**What to do**
Copy every line of the listing that holds the string "brzine".

**Records for the task**
:::

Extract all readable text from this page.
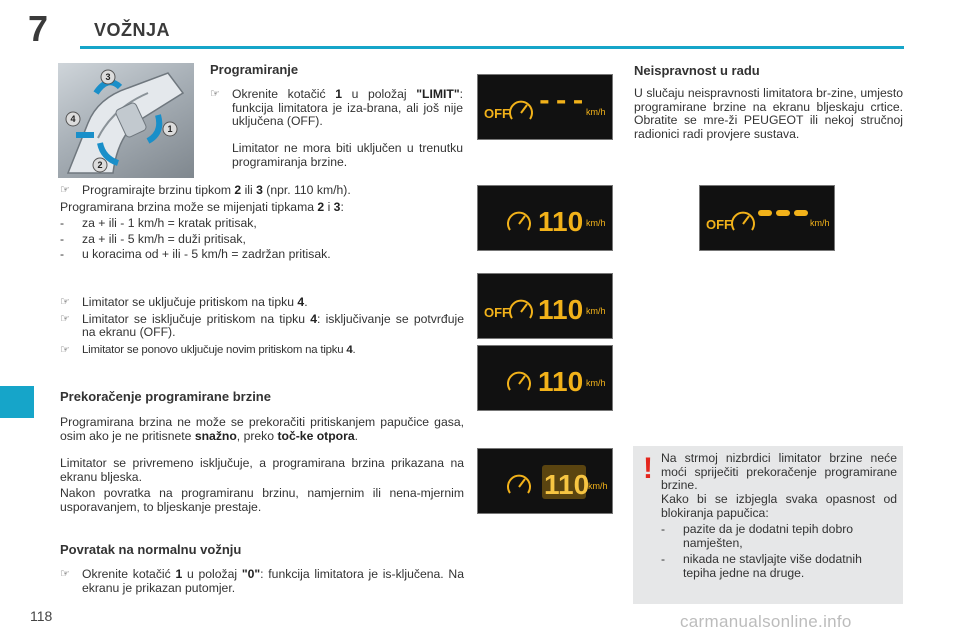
7	VOŽNJA
3
4
1
2
Programiranje
☞ Okrenite kotačić 1 u položaj "LIMIT": funkcija limitatora je iza-brana, ali još nije uključena (OFF).
Limitator ne mora biti uključen u trenutku programiranja brzine.
☞ Programirajte brzinu tipkom 2 ili 3 (npr. 110 km/h).
Programirana brzina može se mijenjati tipkama 2 i 3:
-	za + ili - 1 km/h = kratak pritisak,
-	za + ili - 5 km/h = duži pritisak,
-	u koracima od + ili - 5 km/h = zadržan pritisak.
☞ Limitator se uključuje pritiskom na tipku 4.
☞ Limitator se isključuje pritiskom na tipku 4: isključivanje se potvrđuje na ekranu (OFF).
☞	Limitator se ponovo uključuje novim pritiskom na tipku 4.
Prekoračenje programirane brzine
Programirana brzina ne može se prekoračiti pritiskanjem papučice gasa, osim ako je ne pritisnete snažno, preko toč-ke otpora.
Limitator se privremeno isključuje, a programirana brzina prikazana na ekranu bljeska.
Nakon povratka na programiranu brzinu, namjernim ili nena-mjernim usporavanjem, to bljeskanje prestaje.
Povratak na normalnu vožnju
☞ Okrenite kotačić 1 u položaj "0": funkcija limitatora je is-ključena. Na ekranu je prikazan putomjer.
OFF --- km/h
110 km/h
OFF 110 km/h
110 km/h
110
km/h
Neispravnost u radu
U slučaju neispravnosti limitatora br-zine, umjesto programirane brzine na ekranu bljeskaju crtice. Obratite se mre-ži PEUGEOT ili nekoj stručnoj radionici radi provjere sustava.
OFF	km/h
! Na strmoj nizbrdici limitator brzine neće moći spriječiti prekoračenje programirane brzine.
Kako bi se izbjegla svaka opasnost od blokiranja papučica:
-	pazite da je dodatni tepih dobro namješten,
-	nikada ne stavljajte više dodatnih tepiha jedne na druge.
118	carmanualsonline.info
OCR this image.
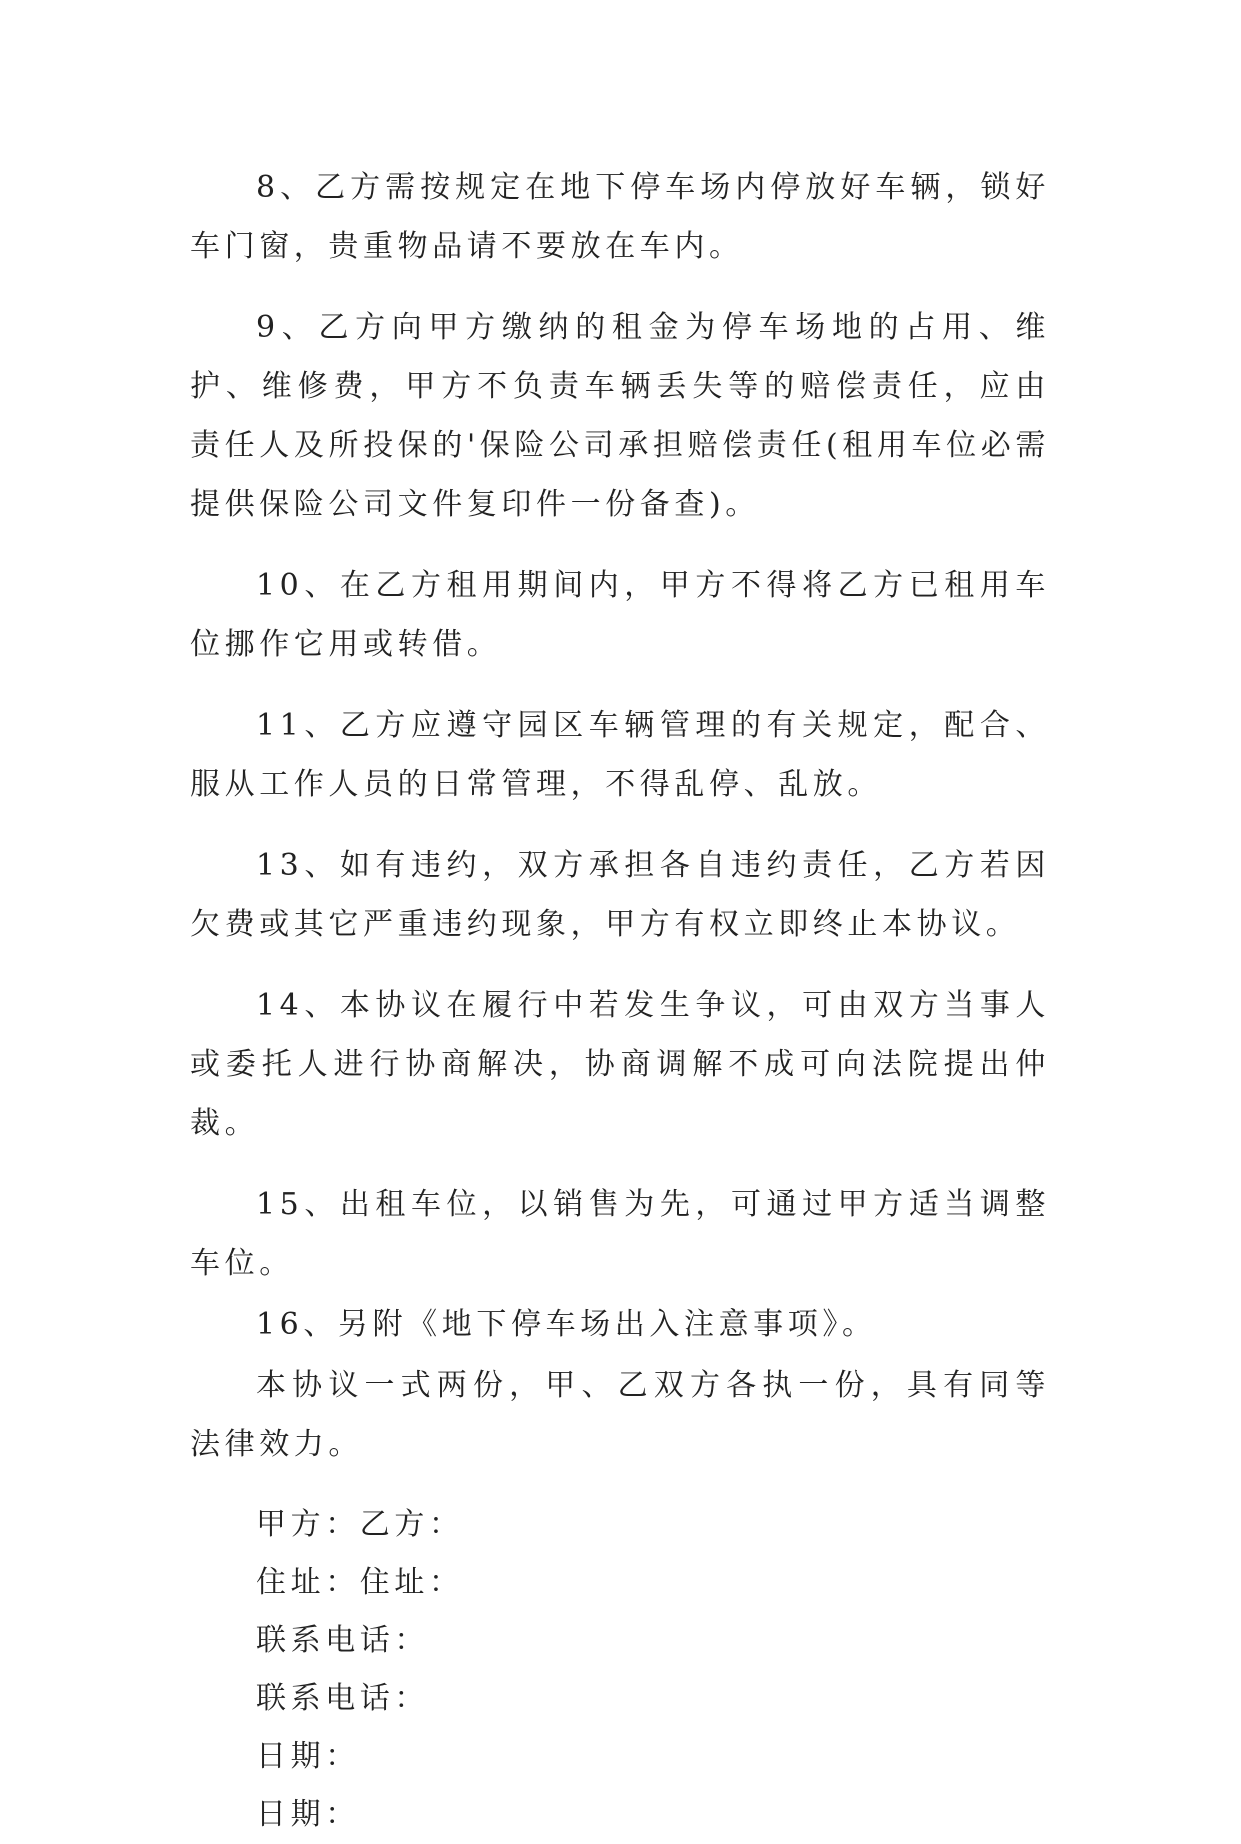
8、乙方需按规定在地下停车场内停放好车辆，锁好车门窗，贵重物品请不要放在车内。

9、乙方向甲方缴纳的租金为停车场地的占用、维护、维修费，甲方不负责车辆丢失等的赔偿责任，应由责任人及所投保的'保险公司承担赔偿责任(租用车位必需提供保险公司文件复印件一份备查)。

10、在乙方租用期间内，甲方不得将乙方已租用车位挪作它用或转借。

11、乙方应遵守园区车辆管理的有关规定，配合、服从工作人员的日常管理，不得乱停、乱放。

13、如有违约，双方承担各自违约责任，乙方若因欠费或其它严重违约现象，甲方有权立即终止本协议。

14、本协议在履行中若发生争议，可由双方当事人或委托人进行协商解决，协商调解不成可向法院提出仲裁。

15、出租车位，以销售为先，可通过甲方适当调整车位。

16、另附《地下停车场出入注意事项》。

本协议一式两份，甲、乙双方各执一份，具有同等法律效力。

甲方：乙方：

住址：住址：

联系电话：

联系电话：

日期：

日期：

:::

**Exercise solution**
Limitator ne mora biti uključen u trenutku programiranja brzine.
Prekoračenje programirane brzine
U slučaju neispravnosti limitatora br-zine, umjesto programirane brzine na ekranu bljeskaju crtice. Obratite se mre-ži PEUGEOT ili nekoj stručnoj radionici radi provjere sustava.
! Na strmoj nizbrdici limitator brzine neće moći spriječiti prekoračenje programirane brzine.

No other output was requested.